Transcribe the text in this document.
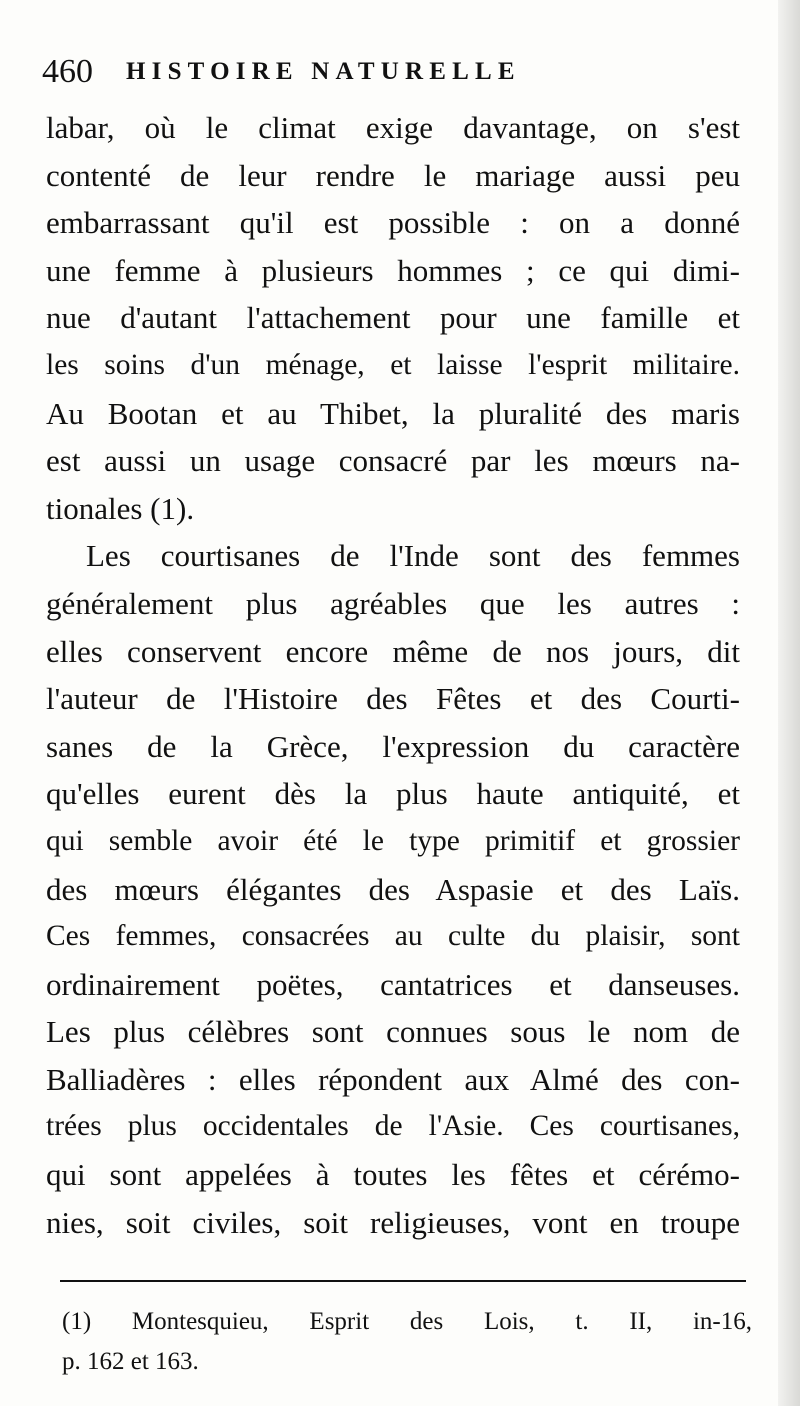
460 HISTOIRE NATURELLE
labar, où le climat exige davantage, on s'est
contenté de leur rendre le mariage aussi peu
embarrassant qu'il est possible : on a donné
une femme à plusieurs hommes ; ce qui dimi-
nue d'autant l'attachement pour une famille et
les soins d'un ménage, et laisse l'esprit militaire.
Au Bootan et au Thibet, la pluralité des maris
est aussi un usage consacré par les mœurs na-
tionales (1).
Les courtisanes de l'Inde sont des femmes
généralement plus agréables que les autres :
elles conservent encore même de nos jours, dit
l'auteur de l'Histoire des Fêtes et des Courti-
sanes de la Grèce, l'expression du caractère
qu'elles eurent dès la plus haute antiquité, et
qui semble avoir été le type primitif et grossier
des mœurs élégantes des Aspasie et des Laïs.
Ces femmes, consacrées au culte du plaisir, sont
ordinairement poëtes, cantatrices et danseuses.
Les plus célèbres sont connues sous le nom de
Balliadères : elles répondent aux Almé des con-
trées plus occidentales de l'Asie. Ces courtisanes,
qui sont appelées à toutes les fêtes et cérémo-
nies, soit civiles, soit religieuses, vont en troupe
(1) Montesquieu, Esprit des Lois, t. II, in-16,
p. 162 et 163.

***

Problem details:
Copy the material shown above in full and exactly. Skip the pictures.

Final result:
Transcribe the text in this document.
460 HISTOIRE NATURELLE
labar, où le climat exige davantage, on s'est
contenté de leur rendre le mariage aussi peu
embarrassant qu'il est possible : on a donné
une femme à plusieurs hommes ; ce qui dimi-
nue d'autant l'attachement pour une famille et
les soins d'un ménage, et laisse l'esprit militaire.
Au Bootan et au Thibet, la pluralité des maris
est aussi un usage consacré par les mœurs na-
tionales (1).
Les courtisanes de l'Inde sont des femmes
généralement plus agréables que les autres :
elles conservent encore même de nos jours, dit
l'auteur de l'Histoire des Fêtes et des Courti-
sanes de la Grèce, l'expression du caractère
qu'elles eurent dès la plus haute antiquité, et
qui semble avoir été le type primitif et grossier
des mœurs élégantes des Aspasie et des Laïs.
Ces femmes, consacrées au culte du plaisir, sont
ordinairement poëtes, cantatrices et danseuses.
Les plus célèbres sont connues sous le nom de
Balliadères : elles répondent aux Almé des con-
trées plus occidentales de l'Asie. Ces courtisanes,
qui sont appelées à toutes les fêtes et cérémo-
nies, soit civiles, soit religieuses, vont en troupe
(1) Montesquieu, Esprit des Lois, t. II, in-16,
p. 162 et 163.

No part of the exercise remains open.